[Excerpts from a figure dataset]:

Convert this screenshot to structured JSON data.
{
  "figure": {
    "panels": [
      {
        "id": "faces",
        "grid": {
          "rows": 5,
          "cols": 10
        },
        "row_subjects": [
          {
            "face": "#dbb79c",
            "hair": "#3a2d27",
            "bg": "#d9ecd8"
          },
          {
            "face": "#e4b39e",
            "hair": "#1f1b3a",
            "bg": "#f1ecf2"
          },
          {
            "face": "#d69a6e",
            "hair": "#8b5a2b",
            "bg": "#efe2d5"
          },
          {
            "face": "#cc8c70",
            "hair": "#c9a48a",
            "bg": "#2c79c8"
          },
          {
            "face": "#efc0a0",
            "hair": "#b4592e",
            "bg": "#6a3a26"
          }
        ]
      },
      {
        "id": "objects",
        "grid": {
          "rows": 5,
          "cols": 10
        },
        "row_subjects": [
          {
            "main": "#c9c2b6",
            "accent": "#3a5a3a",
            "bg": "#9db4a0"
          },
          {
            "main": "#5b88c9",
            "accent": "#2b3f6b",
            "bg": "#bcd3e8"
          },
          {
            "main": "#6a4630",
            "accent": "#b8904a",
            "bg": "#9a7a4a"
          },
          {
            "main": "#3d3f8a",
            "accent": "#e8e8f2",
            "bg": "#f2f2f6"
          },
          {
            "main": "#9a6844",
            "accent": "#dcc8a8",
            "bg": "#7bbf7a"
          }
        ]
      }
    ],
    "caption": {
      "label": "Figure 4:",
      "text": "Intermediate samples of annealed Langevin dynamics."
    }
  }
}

[Problem statement]:
Transcribe every entry exactly.

[The solution]:
Convert this screenshot to structured JSON data.
{
  "figure": {
    "panels": [
      {
        "id": "faces",
        "grid": {
          "rows": 5,
          "cols": 10
        },
        "row_subjects": [
          {
            "face": "#dbb79c",
            "hair": "#3a2d27",
            "bg": "#d9ecd8"
          },
          {
            "face": "#e4b39e",
            "hair": "#1f1b3a",
            "bg": "#f1ecf2"
          },
          {
            "face": "#d69a6e",
            "hair": "#8b5a2b",
            "bg": "#efe2d5"
          },
          {
            "face": "#cc8c70",
            "hair": "#c9a48a",
            "bg": "#2c79c8"
          },
          {
            "face": "#efc0a0",
            "hair": "#b4592e",
            "bg": "#6a3a26"
          }
        ]
      },
      {
        "id": "objects",
        "grid": {
          "rows": 5,
          "cols": 10
        },
        "row_subjects": [
          {
            "main": "#c9c2b6",
            "accent": "#3a5a3a",
            "bg": "#9db4a0"
          },
          {
            "main": "#5b88c9",
            "accent": "#2b3f6b",
            "bg": "#bcd3e8"
          },
          {
            "main": "#6a4630",
            "accent": "#b8904a",
            "bg": "#9a7a4a"
          },
          {
            "main": "#3d3f8a",
            "accent": "#e8e8f2",
            "bg": "#f2f2f6"
          },
          {
            "main": "#9a6844",
            "accent": "#dcc8a8",
            "bg": "#7bbf7a"
          }
        ]
      }
    ],
    "caption": {
      "label": "Figure 4:",
      "text": "Intermediate samples of annealed Langevin dynamics."
    }
  }
}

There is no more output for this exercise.